■ Exercise requirements
Can you lay out the lines in the records from the one containing "800x1146. List at most 100 elements." through the one containing "country-name: США [478, 548, 523, 573]" as a JSON list of strings, one string per line with both end lines included and blank lines omitted?

--- start Data section ---

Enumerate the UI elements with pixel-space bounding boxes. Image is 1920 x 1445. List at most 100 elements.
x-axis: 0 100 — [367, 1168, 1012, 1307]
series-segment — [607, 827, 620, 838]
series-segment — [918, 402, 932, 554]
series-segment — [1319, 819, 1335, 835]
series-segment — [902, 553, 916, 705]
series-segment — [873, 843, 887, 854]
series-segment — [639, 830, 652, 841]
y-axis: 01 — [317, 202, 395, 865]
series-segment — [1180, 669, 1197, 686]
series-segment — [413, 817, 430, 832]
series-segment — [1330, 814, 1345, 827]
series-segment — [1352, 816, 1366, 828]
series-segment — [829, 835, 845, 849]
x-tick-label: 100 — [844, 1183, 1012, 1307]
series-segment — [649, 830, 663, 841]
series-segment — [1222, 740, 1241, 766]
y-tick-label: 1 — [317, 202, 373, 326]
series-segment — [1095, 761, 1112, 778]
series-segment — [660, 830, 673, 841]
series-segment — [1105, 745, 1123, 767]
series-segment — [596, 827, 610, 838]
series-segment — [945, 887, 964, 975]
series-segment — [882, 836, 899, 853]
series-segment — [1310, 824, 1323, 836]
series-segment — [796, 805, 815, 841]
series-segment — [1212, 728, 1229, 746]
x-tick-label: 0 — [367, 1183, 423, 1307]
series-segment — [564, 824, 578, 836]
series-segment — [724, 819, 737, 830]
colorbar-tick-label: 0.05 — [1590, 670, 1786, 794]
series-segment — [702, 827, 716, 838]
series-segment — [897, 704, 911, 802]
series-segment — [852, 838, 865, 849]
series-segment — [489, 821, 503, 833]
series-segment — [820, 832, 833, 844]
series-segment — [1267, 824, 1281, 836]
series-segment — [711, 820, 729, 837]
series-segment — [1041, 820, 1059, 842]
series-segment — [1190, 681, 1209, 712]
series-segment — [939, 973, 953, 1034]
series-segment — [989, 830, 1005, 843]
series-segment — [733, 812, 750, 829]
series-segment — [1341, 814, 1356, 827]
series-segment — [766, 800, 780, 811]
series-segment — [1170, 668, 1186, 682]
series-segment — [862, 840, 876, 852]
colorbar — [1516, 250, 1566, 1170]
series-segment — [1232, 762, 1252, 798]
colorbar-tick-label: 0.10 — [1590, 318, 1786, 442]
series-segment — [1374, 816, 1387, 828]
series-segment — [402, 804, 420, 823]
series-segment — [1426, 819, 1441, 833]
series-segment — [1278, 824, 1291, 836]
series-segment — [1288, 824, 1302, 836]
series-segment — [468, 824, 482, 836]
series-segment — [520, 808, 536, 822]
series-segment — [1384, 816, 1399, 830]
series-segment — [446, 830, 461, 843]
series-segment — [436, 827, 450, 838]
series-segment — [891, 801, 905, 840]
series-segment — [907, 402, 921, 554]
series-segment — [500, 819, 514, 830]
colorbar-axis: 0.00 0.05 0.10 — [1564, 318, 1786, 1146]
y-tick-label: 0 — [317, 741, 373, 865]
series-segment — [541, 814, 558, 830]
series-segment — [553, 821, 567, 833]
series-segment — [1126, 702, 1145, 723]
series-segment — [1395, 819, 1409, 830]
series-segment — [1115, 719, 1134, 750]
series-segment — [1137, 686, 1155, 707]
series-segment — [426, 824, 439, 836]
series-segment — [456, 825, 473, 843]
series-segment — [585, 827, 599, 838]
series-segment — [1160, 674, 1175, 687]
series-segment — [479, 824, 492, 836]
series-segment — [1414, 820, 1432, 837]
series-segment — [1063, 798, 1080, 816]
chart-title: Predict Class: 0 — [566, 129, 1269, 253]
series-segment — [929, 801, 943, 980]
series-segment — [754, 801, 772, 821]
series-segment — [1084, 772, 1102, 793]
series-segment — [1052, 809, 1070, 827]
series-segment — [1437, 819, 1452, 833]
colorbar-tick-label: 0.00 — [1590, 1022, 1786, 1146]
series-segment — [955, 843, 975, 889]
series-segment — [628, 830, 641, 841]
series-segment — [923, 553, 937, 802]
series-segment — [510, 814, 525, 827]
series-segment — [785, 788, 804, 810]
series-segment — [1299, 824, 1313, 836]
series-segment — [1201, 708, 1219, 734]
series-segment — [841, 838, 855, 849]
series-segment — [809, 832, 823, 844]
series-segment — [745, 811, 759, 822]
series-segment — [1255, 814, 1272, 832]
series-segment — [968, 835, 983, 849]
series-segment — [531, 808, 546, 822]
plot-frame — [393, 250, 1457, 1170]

--- end Data section ---
--- start Data section ---

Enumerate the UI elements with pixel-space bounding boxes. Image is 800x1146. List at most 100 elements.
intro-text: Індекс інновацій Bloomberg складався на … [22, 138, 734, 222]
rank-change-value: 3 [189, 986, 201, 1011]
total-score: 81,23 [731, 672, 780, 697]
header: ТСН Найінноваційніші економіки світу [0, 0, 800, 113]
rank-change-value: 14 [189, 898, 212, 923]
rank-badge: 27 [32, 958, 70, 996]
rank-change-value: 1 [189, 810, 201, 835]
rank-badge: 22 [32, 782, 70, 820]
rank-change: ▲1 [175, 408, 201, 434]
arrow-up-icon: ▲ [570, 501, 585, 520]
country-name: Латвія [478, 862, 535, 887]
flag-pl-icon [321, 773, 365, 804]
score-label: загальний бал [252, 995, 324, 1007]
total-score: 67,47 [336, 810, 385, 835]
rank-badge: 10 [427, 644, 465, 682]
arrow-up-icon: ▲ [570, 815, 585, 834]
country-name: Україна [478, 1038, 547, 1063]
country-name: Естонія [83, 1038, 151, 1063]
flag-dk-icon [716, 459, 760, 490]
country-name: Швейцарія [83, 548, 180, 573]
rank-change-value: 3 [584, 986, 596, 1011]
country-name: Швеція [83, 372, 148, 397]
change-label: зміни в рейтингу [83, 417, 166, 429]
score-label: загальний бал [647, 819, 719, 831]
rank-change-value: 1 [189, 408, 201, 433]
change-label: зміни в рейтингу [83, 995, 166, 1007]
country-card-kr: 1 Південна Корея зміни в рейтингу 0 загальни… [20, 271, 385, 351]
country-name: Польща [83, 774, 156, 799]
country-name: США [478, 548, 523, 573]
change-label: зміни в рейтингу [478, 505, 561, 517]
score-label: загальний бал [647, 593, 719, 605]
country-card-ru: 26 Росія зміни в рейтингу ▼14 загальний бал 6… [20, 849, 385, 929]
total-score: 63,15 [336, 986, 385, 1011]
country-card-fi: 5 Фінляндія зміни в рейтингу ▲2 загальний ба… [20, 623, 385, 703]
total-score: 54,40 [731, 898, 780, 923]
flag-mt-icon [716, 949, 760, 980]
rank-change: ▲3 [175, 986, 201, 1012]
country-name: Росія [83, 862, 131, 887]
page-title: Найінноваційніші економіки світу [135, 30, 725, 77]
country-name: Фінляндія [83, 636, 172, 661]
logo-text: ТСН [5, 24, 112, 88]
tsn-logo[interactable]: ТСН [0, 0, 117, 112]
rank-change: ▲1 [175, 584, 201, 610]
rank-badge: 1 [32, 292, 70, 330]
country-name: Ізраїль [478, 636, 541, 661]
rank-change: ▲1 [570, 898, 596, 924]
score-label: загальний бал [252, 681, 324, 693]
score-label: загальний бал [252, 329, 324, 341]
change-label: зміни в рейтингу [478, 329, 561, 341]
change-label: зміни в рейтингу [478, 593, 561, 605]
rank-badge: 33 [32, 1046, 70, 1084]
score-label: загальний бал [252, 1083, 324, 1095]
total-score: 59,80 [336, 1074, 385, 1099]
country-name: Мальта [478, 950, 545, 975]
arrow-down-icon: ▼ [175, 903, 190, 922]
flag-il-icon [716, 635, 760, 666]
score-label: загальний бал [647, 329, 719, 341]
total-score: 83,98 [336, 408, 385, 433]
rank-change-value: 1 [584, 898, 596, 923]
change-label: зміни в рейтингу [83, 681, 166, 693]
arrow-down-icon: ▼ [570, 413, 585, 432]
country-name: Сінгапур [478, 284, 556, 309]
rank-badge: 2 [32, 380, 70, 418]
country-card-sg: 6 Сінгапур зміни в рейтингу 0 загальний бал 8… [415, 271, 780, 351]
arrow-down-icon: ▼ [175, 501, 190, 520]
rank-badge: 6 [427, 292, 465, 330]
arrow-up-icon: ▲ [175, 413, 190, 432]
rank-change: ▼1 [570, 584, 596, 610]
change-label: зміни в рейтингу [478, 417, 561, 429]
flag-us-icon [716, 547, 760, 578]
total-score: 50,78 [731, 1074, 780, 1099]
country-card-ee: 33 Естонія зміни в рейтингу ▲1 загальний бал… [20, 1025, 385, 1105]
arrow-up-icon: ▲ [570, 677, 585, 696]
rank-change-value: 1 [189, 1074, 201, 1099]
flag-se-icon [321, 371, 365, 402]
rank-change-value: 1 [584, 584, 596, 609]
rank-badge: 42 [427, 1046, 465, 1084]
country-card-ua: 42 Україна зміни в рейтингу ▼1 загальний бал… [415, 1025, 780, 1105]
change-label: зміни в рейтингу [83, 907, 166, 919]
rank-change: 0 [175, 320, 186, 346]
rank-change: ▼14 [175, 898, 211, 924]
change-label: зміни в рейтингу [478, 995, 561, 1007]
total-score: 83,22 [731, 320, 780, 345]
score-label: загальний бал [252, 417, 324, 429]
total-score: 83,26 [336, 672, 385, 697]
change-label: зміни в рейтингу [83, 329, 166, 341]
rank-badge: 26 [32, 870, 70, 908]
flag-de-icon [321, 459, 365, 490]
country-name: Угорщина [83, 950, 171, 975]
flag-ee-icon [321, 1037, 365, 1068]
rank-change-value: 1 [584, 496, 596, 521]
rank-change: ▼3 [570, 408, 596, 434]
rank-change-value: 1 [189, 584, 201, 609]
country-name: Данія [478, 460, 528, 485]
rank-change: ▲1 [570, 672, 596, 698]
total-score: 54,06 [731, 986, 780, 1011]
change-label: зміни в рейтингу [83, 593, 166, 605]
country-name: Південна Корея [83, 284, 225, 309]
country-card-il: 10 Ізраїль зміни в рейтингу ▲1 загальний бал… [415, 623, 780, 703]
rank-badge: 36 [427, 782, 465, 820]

--- end Data section ---

■ Task answer
[
  "Enumerate the UI elements with pixel-space bounding boxes. Image is 800x1146. List at most 100 elements.",
  "intro-text: Індекс інновацій Bloomberg складався на … [22, 138, 734, 222]",
  "rank-change-value: 3 [189, 986, 201, 1011]",
  "total-score: 81,23 [731, 672, 780, 697]",
  "header: ТСН Найінноваційніші економіки світу [0, 0, 800, 113]",
  "rank-change-value: 14 [189, 898, 212, 923]",
  "rank-badge: 27 [32, 958, 70, 996]",
  "rank-change-value: 1 [189, 810, 201, 835]",
  "rank-badge: 22 [32, 782, 70, 820]",
  "rank-change: ▲1 [175, 408, 201, 434]",
  "arrow-up-icon: ▲ [570, 501, 585, 520]",
  "country-name: Латвія [478, 862, 535, 887]",
  "flag-pl-icon [321, 773, 365, 804]",
  "score-label: загальний бал [252, 995, 324, 1007]",
  "total-score: 67,47 [336, 810, 385, 835]",
  "rank-badge: 10 [427, 644, 465, 682]",
  "arrow-up-icon: ▲ [570, 815, 585, 834]",
  "country-name: Україна [478, 1038, 547, 1063]",
  "country-name: Естонія [83, 1038, 151, 1063]",
  "flag-dk-icon [716, 459, 760, 490]",
  "country-name: Швейцарія [83, 548, 180, 573]",
  "rank-change-value: 3 [584, 986, 596, 1011]",
  "country-name: Швеція [83, 372, 148, 397]",
  "change-label: зміни в рейтингу [83, 417, 166, 429]",
  "score-label: загальний бал [647, 819, 719, 831]",
  "rank-change-value: 1 [189, 408, 201, 433]",
  "change-label: зміни в рейтингу [83, 995, 166, 1007]",
  "country-card-kr: 1 Південна Корея зміни в рейтингу 0 загальни… [20, 271, 385, 351]",
  "country-name: Польща [83, 774, 156, 799]",
  "country-name: США [478, 548, 523, 573]"
]